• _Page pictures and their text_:
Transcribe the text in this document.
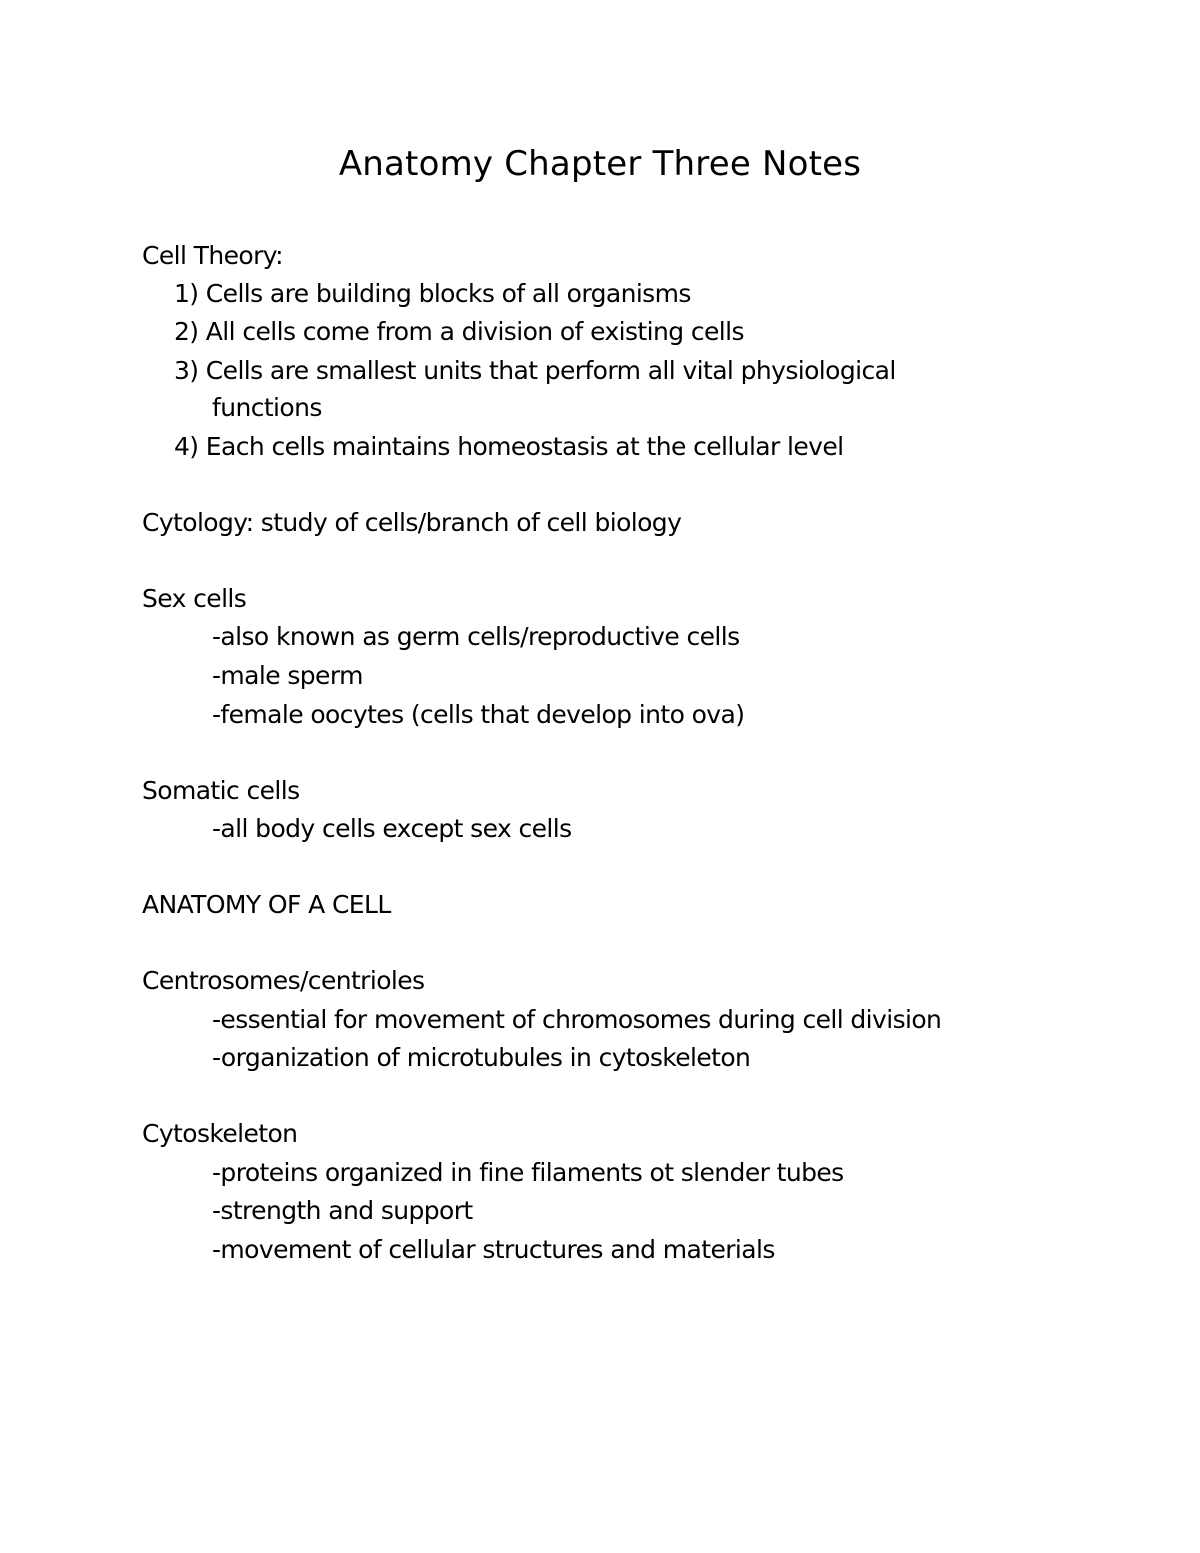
Anatomy Chapter Three Notes
Cell Theory:
1) Cells are building blocks of all organisms
2) All cells come from a division of existing cells
3) Cells are smallest units that perform all vital physiological
functions
4) Each cells maintains homeostasis at the cellular level
Cytology: study of cells/branch of cell biology
Sex cells
-also known as germ cells/reproductive cells
-male sperm
-female oocytes (cells that develop into ova)
Somatic cells
-all body cells except sex cells
ANATOMY OF A CELL
Centrosomes/centrioles
-essential for movement of chromosomes during cell division
-organization of microtubules in cytoskeleton
Cytoskeleton
-proteins organized in fine filaments ot slender tubes
-strength and support
-movement of cellular structures and materials
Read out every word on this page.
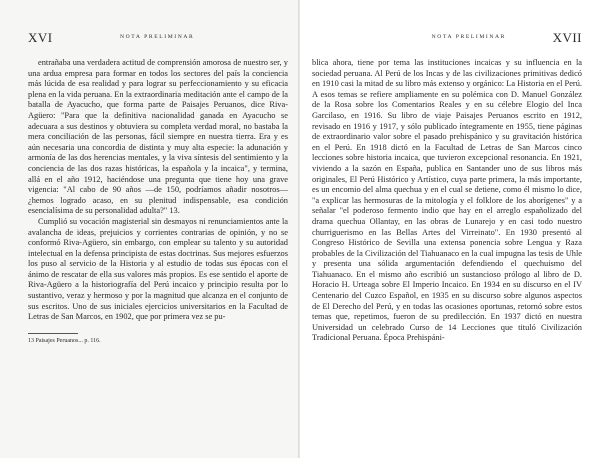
XVI	NOTA PRELIMINAR

entrañaba una verdadera actitud de comprensión amorosa de nuestro ser, y una ardua empresa para formar en todos los sectores del país la conciencia más lúcida de esa realidad y para lograr su perfeccionamiento y su eficacia plena en la vida peruana. En la extraordinaria meditación ante el campo de la batalla de Ayacucho, que forma parte de Paisajes Peruanos, dice Riva-Agüero: "Para que la definitiva nacionalidad ganada en Ayacucho se adecuara a sus destinos y obtuviera su completa verdad moral, no bastaba la mera conciliación de las personas, fácil siempre en nuestra tierra. Era y es aún necesaria una concordia de distinta y muy alta especie: la adunación y armonía de las dos herencias mentales, y la viva síntesis del sentimiento y la conciencia de las dos razas históricas, la española y la incaica", y termina, allá en el año 1912, haciéndose una pregunta que tiene hoy una grave vigencia: "Al cabo de 90 años —de 150, podríamos añadir nosotros— ¿hemos logrado acaso, en su plenitud indispensable, esa condición esencialísima de su personalidad adulta?" 13.

Cumplió su vocación magisterial sin desmayos ni renunciamientos ante la avalancha de ideas, prejuicios y corrientes contrarias de opinión, y no se conformó Riva-Agüero, sin embargo, con emplear su talento y su autoridad intelectual en la defensa principista de estas doctrinas. Sus mejores esfuerzos los puso al servicio de la Historia y al estudio de todas sus épocas con el ánimo de rescatar de ella sus valores más propios. Es ese sentido el aporte de Riva-Agüero a la historiografía del Perú incaico y principio resulta por lo sustantivo, veraz y hermoso y por la magnitud que alcanza en el conjunto de sus escritos. Uno de sus iniciales ejercicios universitarios en la Facultad de Letras de San Marcos, en 1902, que por primera vez se pu-

13 Paisajes Peruanos... p. 116.
NOTA PRELIMINAR	XVII

blica ahora, tiene por tema las instituciones incaicas y su influencia en la sociedad peruana. Al Perú de los Incas y de las civilizaciones primitivas dedicó en 1910 casi la mitad de su libro más extenso y orgánico: La Historia en el Perú. A esos temas se refiere ampliamente en su polémica con D. Manuel González de la Rosa sobre los Comentarios Reales y en su célebre Elogio del Inca Garcilaso, en 1916. Su libro de viaje Paisajes Peruanos escrito en 1912, revisado en 1916 y 1917, y sólo publicado íntegramente en 1955, tiene páginas de extraordinario valor sobre el pasado prehispánico y su gravitación histórica en el Perú. En 1918 dictó en la Facultad de Letras de San Marcos cinco lecciones sobre historia incaica, que tuvieron excepcional resonancia. En 1921, viviendo a la sazón en España, publica en Santander uno de sus libros más originales, El Perú Histórico y Artístico, cuya parte primera, la más importante, es un encomio del alma quechua y en el cual se detiene, como él mismo lo dice, "a explicar las hermosuras de la mitología y el folklore de los aborígenes" y a señalar "el poderoso fermento indio que hay en el arreglo españolizado del drama quechua Ollantay, en las obras de Lunarejo y en casi todo nuestro churriguerismo en las Bellas Artes del Virreinato". En 1930 presentó al Congreso Histórico de Sevilla una extensa ponencia sobre Lengua y Raza probables de la Civilización del Tiahuanaco en la cual impugna las tesis de Uhle y presenta una sólida argumentación defendiendo el quechuismo del Tiahuanaco. En el mismo año escribió un sustancioso prólogo al libro de D. Horacio H. Urteaga sobre El Imperio Incaico. En 1934 en su discurso en el IV Centenario del Cuzco Español, en 1935 en su discurso sobre algunos aspectos de El Derecho del Perú, y en todas las ocasiones oportunas, retornó sobre estos temas que, repetimos, fueron de su predilección. En 1937 dictó en nuestra Universidad un celebrado Curso de 14 Lecciones que tituló Civilización Tradicional Peruana. Época Prehispáni-
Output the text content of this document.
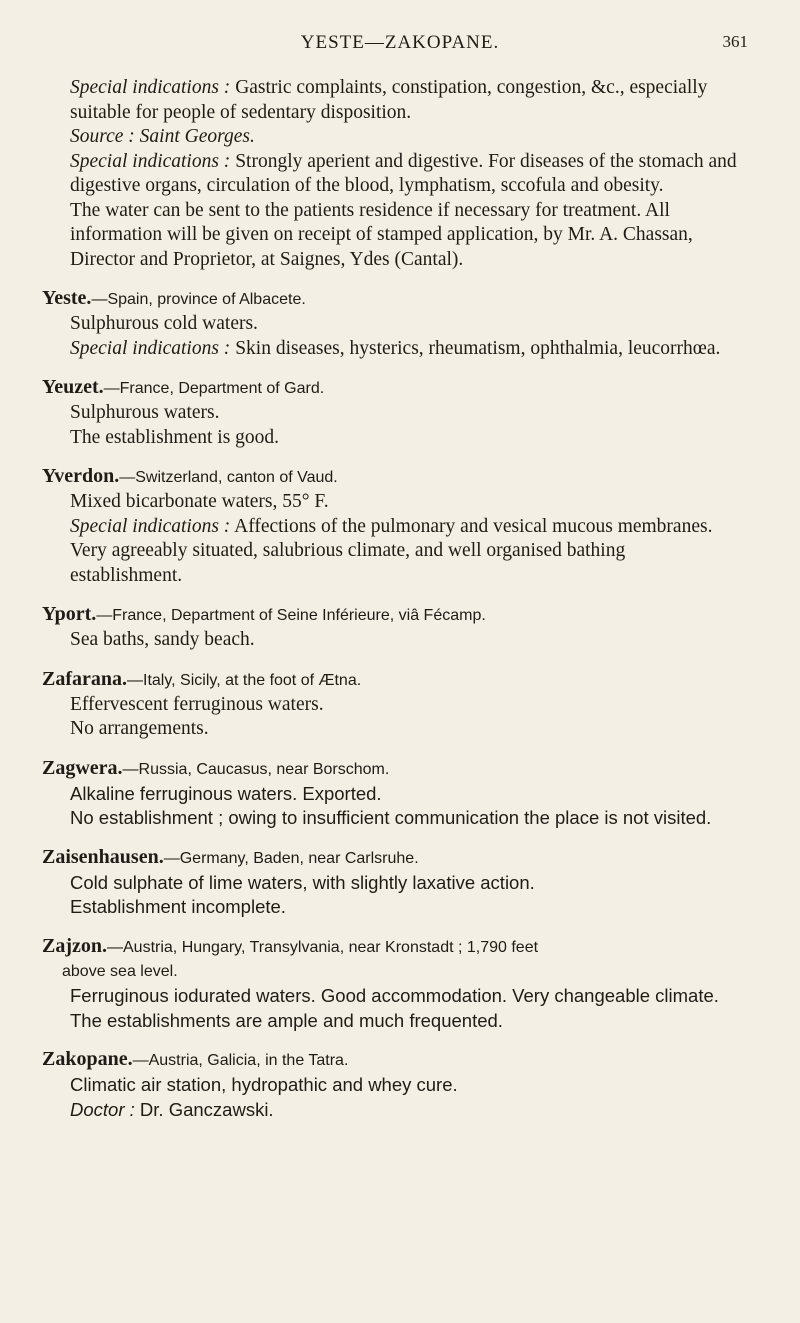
YESTE—ZAKOPANE.	361

Special indications : Gastric complaints, constipation, congestion, &c., especially suitable for people of sedentary disposition.

Source : Saint Georges.

Special indications : Strongly aperient and digestive. For diseases of the stomach and digestive organs, circulation of the blood, lymphatism, sccofula and obesity.

The water can be sent to the patients residence if necessary for treatment. All information will be given on receipt of stamped application, by Mr. A. Chassan, Director and Proprietor, at Saignes, Ydes (Cantal).

Yeste.—Spain, province of Albacete.

Sulphurous cold waters.

Special indications : Skin diseases, hysterics, rheumatism, ophthalmia, leucorrhœa.

Yeuzet.—France, Department of Gard.

Sulphurous waters.

The establishment is good.

Yverdon.—Switzerland, canton of Vaud.

Mixed bicarbonate waters, 55° F.

Special indications : Affections of the pulmonary and vesical mucous membranes.

Very agreeably situated, salubrious climate, and well organised bathing establishment.

Yport.—France, Department of Seine Inférieure, viâ Fécamp.

Sea baths, sandy beach.

Zafarana.—Italy, Sicily, at the foot of Ætna.

Effervescent ferruginous waters.

No arrangements.

Zagwera.—Russia, Caucasus, near Borschom.

Alkaline ferruginous waters. Exported.

No establishment ; owing to insufficient communication the place is not visited.

Zaisenhausen.—Germany, Baden, near Carlsruhe.

Cold sulphate of lime waters, with slightly laxative action.

Establishment incomplete.

Zajzon.—Austria, Hungary, Transylvania, near Kronstadt ; 1,790 feet
above sea level.

Ferruginous iodurated waters. Good accommodation. Very changeable climate.

The establishments are ample and much frequented.

Zakopane.—Austria, Galicia, in the Tatra.

Climatic air station, hydropathic and whey cure.

Doctor : Dr. Ganczawski.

• _TRY IT_:
In which lines of the records does the word "PRELIMINAR" appear? Copy each of them.

• _WORKED SOLUTION_:
XVI	NOTA PRELIMINAR
NOTA PRELIMINAR	XVII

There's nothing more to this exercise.